▶ **Stored data**
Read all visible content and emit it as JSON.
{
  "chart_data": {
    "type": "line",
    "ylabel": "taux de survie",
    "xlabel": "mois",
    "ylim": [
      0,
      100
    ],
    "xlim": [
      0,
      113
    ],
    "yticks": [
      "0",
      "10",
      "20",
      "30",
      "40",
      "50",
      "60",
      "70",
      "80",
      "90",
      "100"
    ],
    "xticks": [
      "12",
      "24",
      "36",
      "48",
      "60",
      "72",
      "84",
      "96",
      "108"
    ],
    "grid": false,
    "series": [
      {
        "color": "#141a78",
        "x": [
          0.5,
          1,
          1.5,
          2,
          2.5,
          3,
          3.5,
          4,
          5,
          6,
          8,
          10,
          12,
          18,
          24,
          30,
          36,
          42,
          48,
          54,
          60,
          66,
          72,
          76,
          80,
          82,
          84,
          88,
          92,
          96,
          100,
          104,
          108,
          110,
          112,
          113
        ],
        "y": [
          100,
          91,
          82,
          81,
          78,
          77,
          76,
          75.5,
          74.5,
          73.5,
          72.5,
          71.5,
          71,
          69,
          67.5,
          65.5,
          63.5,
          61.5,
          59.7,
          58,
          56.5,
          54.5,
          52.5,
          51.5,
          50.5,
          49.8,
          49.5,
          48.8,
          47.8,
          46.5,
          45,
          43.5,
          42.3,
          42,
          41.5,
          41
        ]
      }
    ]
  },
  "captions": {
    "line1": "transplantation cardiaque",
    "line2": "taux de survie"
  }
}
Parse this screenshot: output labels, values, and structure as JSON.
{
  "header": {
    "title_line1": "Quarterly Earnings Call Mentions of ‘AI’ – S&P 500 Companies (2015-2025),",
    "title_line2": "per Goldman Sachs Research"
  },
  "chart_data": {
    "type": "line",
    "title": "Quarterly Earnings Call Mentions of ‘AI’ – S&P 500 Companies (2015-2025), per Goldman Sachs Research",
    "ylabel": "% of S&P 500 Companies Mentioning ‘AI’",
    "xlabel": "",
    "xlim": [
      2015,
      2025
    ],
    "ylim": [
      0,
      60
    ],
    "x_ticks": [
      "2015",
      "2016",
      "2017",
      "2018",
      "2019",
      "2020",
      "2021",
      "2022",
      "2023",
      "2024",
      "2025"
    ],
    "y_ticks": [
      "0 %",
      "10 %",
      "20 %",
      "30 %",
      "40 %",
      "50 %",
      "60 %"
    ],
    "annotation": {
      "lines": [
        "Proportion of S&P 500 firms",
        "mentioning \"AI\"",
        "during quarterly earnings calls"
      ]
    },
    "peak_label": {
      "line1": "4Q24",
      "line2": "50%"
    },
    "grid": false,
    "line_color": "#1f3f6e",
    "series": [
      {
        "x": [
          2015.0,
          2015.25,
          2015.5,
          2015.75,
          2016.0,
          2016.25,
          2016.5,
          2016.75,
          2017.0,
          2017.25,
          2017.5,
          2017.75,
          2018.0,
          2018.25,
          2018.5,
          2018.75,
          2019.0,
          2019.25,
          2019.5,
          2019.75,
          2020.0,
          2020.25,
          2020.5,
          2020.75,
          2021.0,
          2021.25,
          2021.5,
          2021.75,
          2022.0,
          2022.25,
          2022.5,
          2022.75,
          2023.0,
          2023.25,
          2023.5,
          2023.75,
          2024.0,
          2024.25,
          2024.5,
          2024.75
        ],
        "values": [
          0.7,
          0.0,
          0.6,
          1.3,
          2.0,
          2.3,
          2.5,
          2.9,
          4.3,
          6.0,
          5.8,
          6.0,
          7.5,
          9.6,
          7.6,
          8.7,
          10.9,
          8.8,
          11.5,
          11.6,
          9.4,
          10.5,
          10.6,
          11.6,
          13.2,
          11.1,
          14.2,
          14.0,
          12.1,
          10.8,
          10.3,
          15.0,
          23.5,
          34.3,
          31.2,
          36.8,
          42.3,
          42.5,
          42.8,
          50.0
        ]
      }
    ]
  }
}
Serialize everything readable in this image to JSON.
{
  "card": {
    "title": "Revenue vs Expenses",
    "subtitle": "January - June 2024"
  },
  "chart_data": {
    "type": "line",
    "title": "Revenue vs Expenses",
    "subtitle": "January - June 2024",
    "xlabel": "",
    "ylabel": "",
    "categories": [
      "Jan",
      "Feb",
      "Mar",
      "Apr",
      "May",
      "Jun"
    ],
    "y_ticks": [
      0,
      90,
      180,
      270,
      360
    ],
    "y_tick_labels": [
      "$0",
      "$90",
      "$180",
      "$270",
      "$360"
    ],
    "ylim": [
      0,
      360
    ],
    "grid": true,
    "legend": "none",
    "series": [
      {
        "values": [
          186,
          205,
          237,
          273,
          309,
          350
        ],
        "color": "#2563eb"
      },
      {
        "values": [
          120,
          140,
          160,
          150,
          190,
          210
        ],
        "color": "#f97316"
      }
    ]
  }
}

▶ **Directive**
Which lines hold the word "June"? Return all of them from the records above.

▶ **Exercise response**
    "subtitle": "January - June 2024"
    "subtitle": "January - June 2024",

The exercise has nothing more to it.